* begin Input records *
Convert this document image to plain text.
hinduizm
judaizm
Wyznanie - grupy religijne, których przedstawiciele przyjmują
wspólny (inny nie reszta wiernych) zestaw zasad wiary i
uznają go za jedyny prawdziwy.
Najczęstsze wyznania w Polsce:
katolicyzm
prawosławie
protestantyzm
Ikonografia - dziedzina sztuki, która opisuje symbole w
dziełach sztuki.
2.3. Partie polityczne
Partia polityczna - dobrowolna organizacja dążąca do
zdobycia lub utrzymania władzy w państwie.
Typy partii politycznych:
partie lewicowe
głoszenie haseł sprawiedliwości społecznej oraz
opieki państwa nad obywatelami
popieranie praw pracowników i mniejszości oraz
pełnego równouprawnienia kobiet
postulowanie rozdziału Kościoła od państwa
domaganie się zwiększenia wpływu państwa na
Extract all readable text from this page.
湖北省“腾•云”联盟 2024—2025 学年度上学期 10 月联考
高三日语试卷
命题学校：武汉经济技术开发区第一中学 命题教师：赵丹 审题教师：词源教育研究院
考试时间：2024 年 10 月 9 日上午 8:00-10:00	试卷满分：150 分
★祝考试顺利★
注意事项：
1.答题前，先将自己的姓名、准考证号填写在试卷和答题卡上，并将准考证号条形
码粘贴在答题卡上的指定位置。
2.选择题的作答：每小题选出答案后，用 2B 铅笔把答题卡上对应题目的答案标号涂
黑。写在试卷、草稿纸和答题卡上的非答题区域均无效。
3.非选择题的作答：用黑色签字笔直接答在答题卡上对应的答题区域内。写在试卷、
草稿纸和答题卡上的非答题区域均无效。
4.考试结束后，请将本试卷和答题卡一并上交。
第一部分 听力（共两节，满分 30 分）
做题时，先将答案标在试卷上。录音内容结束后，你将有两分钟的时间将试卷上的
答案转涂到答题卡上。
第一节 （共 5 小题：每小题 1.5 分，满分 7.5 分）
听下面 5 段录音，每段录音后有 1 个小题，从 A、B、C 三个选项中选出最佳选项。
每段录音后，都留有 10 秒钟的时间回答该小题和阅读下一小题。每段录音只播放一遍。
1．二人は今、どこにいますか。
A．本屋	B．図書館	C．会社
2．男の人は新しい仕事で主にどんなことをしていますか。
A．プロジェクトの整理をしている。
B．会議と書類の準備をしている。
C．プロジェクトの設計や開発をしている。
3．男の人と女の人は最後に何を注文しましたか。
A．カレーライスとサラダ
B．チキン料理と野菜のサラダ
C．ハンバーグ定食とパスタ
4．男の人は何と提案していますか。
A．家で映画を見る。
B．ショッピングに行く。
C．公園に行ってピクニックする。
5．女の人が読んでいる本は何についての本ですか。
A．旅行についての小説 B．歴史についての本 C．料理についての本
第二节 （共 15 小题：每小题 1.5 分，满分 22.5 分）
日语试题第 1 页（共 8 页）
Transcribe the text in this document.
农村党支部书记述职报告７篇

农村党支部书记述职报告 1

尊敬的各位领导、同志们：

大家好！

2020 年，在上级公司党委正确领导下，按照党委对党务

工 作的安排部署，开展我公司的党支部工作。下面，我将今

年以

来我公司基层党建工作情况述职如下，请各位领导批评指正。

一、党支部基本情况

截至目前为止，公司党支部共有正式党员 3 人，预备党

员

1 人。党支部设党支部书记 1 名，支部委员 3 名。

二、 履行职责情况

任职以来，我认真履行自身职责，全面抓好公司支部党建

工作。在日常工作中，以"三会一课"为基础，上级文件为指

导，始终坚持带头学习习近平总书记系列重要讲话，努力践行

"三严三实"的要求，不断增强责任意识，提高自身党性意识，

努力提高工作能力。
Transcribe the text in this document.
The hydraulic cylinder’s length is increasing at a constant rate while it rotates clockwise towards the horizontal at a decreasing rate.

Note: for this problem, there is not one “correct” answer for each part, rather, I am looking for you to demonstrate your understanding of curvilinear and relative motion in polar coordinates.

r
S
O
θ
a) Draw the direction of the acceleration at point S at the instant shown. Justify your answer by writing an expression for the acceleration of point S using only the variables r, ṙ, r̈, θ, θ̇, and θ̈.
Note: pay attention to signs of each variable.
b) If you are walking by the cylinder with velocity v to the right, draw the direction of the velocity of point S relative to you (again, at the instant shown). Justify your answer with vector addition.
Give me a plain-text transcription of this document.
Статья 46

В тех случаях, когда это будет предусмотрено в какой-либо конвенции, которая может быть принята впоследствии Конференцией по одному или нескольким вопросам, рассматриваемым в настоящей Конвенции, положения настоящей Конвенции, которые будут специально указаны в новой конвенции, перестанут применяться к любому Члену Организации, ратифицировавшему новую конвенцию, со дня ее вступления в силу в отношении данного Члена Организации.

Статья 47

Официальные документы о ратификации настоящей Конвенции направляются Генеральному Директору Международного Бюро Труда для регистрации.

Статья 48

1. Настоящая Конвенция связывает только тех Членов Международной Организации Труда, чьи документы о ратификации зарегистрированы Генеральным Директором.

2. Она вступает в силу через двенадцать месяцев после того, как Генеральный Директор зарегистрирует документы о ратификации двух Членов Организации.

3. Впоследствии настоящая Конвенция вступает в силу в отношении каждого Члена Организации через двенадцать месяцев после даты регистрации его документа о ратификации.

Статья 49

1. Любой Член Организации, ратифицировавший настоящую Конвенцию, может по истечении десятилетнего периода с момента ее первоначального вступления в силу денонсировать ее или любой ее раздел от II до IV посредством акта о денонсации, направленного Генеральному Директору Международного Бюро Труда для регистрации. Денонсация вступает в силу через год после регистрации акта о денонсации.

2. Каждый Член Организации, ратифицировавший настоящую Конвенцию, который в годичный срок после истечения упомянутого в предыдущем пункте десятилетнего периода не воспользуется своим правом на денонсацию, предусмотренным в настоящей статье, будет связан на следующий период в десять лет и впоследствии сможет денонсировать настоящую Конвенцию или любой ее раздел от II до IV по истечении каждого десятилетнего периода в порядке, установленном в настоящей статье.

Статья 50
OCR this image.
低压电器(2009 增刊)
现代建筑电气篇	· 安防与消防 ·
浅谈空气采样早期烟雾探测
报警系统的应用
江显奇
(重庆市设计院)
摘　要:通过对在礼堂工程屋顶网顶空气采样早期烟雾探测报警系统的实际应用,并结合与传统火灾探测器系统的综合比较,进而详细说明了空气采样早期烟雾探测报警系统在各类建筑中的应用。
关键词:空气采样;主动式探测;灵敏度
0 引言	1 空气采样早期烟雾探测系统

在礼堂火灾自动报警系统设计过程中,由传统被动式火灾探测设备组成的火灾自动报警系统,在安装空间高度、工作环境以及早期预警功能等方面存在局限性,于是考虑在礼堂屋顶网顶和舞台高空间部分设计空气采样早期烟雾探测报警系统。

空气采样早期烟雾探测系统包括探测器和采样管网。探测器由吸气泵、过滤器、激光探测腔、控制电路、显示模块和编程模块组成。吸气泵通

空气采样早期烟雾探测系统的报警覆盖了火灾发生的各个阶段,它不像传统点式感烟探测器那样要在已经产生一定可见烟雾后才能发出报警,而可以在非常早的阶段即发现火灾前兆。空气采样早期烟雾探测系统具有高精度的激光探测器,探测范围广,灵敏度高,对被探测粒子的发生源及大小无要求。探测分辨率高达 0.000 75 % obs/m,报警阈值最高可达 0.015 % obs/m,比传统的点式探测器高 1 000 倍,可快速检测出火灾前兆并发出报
* end Input records *
Task requirements: Reproduce the listing in full. Keep it exactly as written.

Written solution:
Convert this document image to plain text.
hinduizm
judaizm
Wyznanie - grupy religijne, których przedstawiciele przyjmują
wspólny (inny nie reszta wiernych) zestaw zasad wiary i
uznają go za jedyny prawdziwy.
Najczęstsze wyznania w Polsce:
katolicyzm
prawosławie
protestantyzm
Ikonografia - dziedzina sztuki, która opisuje symbole w
dziełach sztuki.
2.3. Partie polityczne
Partia polityczna - dobrowolna organizacja dążąca do
zdobycia lub utrzymania władzy w państwie.
Typy partii politycznych:
partie lewicowe
głoszenie haseł sprawiedliwości społecznej oraz
opieki państwa nad obywatelami
popieranie praw pracowników i mniejszości oraz
pełnego równouprawnienia kobiet
postulowanie rozdziału Kościoła od państwa
domaganie się zwiększenia wpływu państwa na
Extract all readable text from this page.
湖北省“腾•云”联盟 2024—2025 学年度上学期 10 月联考
高三日语试卷
命题学校：武汉经济技术开发区第一中学 命题教师：赵丹 审题教师：词源教育研究院
考试时间：2024 年 10 月 9 日上午 8:00-10:00	试卷满分：150 分
★祝考试顺利★
注意事项：
1.答题前，先将自己的姓名、准考证号填写在试卷和答题卡上，并将准考证号条形
码粘贴在答题卡上的指定位置。
2.选择题的作答：每小题选出答案后，用 2B 铅笔把答题卡上对应题目的答案标号涂
黑。写在试卷、草稿纸和答题卡上的非答题区域均无效。
3.非选择题的作答：用黑色签字笔直接答在答题卡上对应的答题区域内。写在试卷、
草稿纸和答题卡上的非答题区域均无效。
4.考试结束后，请将本试卷和答题卡一并上交。
第一部分 听力（共两节，满分 30 分）
做题时，先将答案标在试卷上。录音内容结束后，你将有两分钟的时间将试卷上的
答案转涂到答题卡上。
第一节 （共 5 小题：每小题 1.5 分，满分 7.5 分）
听下面 5 段录音，每段录音后有 1 个小题，从 A、B、C 三个选项中选出最佳选项。
每段录音后，都留有 10 秒钟的时间回答该小题和阅读下一小题。每段录音只播放一遍。
1．二人は今、どこにいますか。
A．本屋	B．図書館	C．会社
2．男の人は新しい仕事で主にどんなことをしていますか。
A．プロジェクトの整理をしている。
B．会議と書類の準備をしている。
C．プロジェクトの設計や開発をしている。
3．男の人と女の人は最後に何を注文しましたか。
A．カレーライスとサラダ
B．チキン料理と野菜のサラダ
C．ハンバーグ定食とパスタ
4．男の人は何と提案していますか。
A．家で映画を見る。
B．ショッピングに行く。
C．公園に行ってピクニックする。
5．女の人が読んでいる本は何についての本ですか。
A．旅行についての小説 B．歴史についての本 C．料理についての本
第二节 （共 15 小题：每小题 1.5 分，满分 22.5 分）
日语试题第 1 页（共 8 页）
Transcribe the text in this document.
农村党支部书记述职报告７篇

农村党支部书记述职报告 1

尊敬的各位领导、同志们：

大家好！

2020 年，在上级公司党委正确领导下，按照党委对党务

工 作的安排部署，开展我公司的党支部工作。下面，我将今

年以

来我公司基层党建工作情况述职如下，请各位领导批评指正。

一、党支部基本情况

截至目前为止，公司党支部共有正式党员 3 人，预备党

员

1 人。党支部设党支部书记 1 名，支部委员 3 名。

二、 履行职责情况

任职以来，我认真履行自身职责，全面抓好公司支部党建

工作。在日常工作中，以"三会一课"为基础，上级文件为指

导，始终坚持带头学习习近平总书记系列重要讲话，努力践行

"三严三实"的要求，不断增强责任意识，提高自身党性意识，

努力提高工作能力。
Transcribe the text in this document.
The hydraulic cylinder’s length is increasing at a constant rate while it rotates clockwise towards the horizontal at a decreasing rate.

Note: for this problem, there is not one “correct” answer for each part, rather, I am looking for you to demonstrate your understanding of curvilinear and relative motion in polar coordinates.

r
S
O
θ
a) Draw the direction of the acceleration at point S at the instant shown. Justify your answer by writing an expression for the acceleration of point S using only the variables r, ṙ, r̈, θ, θ̇, and θ̈.
Note: pay attention to signs of each variable.
b) If you are walking by the cylinder with velocity v to the right, draw the direction of the velocity of point S relative to you (again, at the instant shown). Justify your answer with vector addition.
Give me a plain-text transcription of this document.
Статья 46

В тех случаях, когда это будет предусмотрено в какой-либо конвенции, которая может быть принята впоследствии Конференцией по одному или нескольким вопросам, рассматриваемым в настоящей Конвенции, положения настоящей Конвенции, которые будут специально указаны в новой конвенции, перестанут применяться к любому Члену Организации, ратифицировавшему новую конвенцию, со дня ее вступления в силу в отношении данного Члена Организации.

Статья 47

Официальные документы о ратификации настоящей Конвенции направляются Генеральному Директору Международного Бюро Труда для регистрации.

Статья 48

1. Настоящая Конвенция связывает только тех Членов Международной Организации Труда, чьи документы о ратификации зарегистрированы Генеральным Директором.

2. Она вступает в силу через двенадцать месяцев после того, как Генеральный Директор зарегистрирует документы о ратификации двух Членов Организации.

3. Впоследствии настоящая Конвенция вступает в силу в отношении каждого Члена Организации через двенадцать месяцев после даты регистрации его документа о ратификации.

Статья 49

1. Любой Член Организации, ратифицировавший настоящую Конвенцию, может по истечении десятилетнего периода с момента ее первоначального вступления в силу денонсировать ее или любой ее раздел от II до IV посредством акта о денонсации, направленного Генеральному Директору Международного Бюро Труда для регистрации. Денонсация вступает в силу через год после регистрации акта о денонсации.

2. Каждый Член Организации, ратифицировавший настоящую Конвенцию, который в годичный срок после истечения упомянутого в предыдущем пункте десятилетнего периода не воспользуется своим правом на денонсацию, предусмотренным в настоящей статье, будет связан на следующий период в десять лет и впоследствии сможет денонсировать настоящую Конвенцию или любой ее раздел от II до IV по истечении каждого десятилетнего периода в порядке, установленном в настоящей статье.

Статья 50
OCR this image.
低压电器(2009 增刊)
现代建筑电气篇	· 安防与消防 ·
浅谈空气采样早期烟雾探测
报警系统的应用
江显奇
(重庆市设计院)
摘　要:通过对在礼堂工程屋顶网顶空气采样早期烟雾探测报警系统的实际应用,并结合与传统火灾探测器系统的综合比较,进而详细说明了空气采样早期烟雾探测报警系统在各类建筑中的应用。
关键词:空气采样;主动式探测;灵敏度
0 引言	1 空气采样早期烟雾探测系统

在礼堂火灾自动报警系统设计过程中,由传统被动式火灾探测设备组成的火灾自动报警系统,在安装空间高度、工作环境以及早期预警功能等方面存在局限性,于是考虑在礼堂屋顶网顶和舞台高空间部分设计空气采样早期烟雾探测报警系统。

空气采样早期烟雾探测系统包括探测器和采样管网。探测器由吸气泵、过滤器、激光探测腔、控制电路、显示模块和编程模块组成。吸气泵通

空气采样早期烟雾探测系统的报警覆盖了火灾发生的各个阶段,它不像传统点式感烟探测器那样要在已经产生一定可见烟雾后才能发出报警,而可以在非常早的阶段即发现火灾前兆。空气采样早期烟雾探测系统具有高精度的激光探测器,探测范围广,灵敏度高,对被探测粒子的发生源及大小无要求。探测分辨率高达 0.000 75 % obs/m,报警阈值最高可达 0.015 % obs/m,比传统的点式探测器高 1 000 倍,可快速检测出火灾前兆并发出报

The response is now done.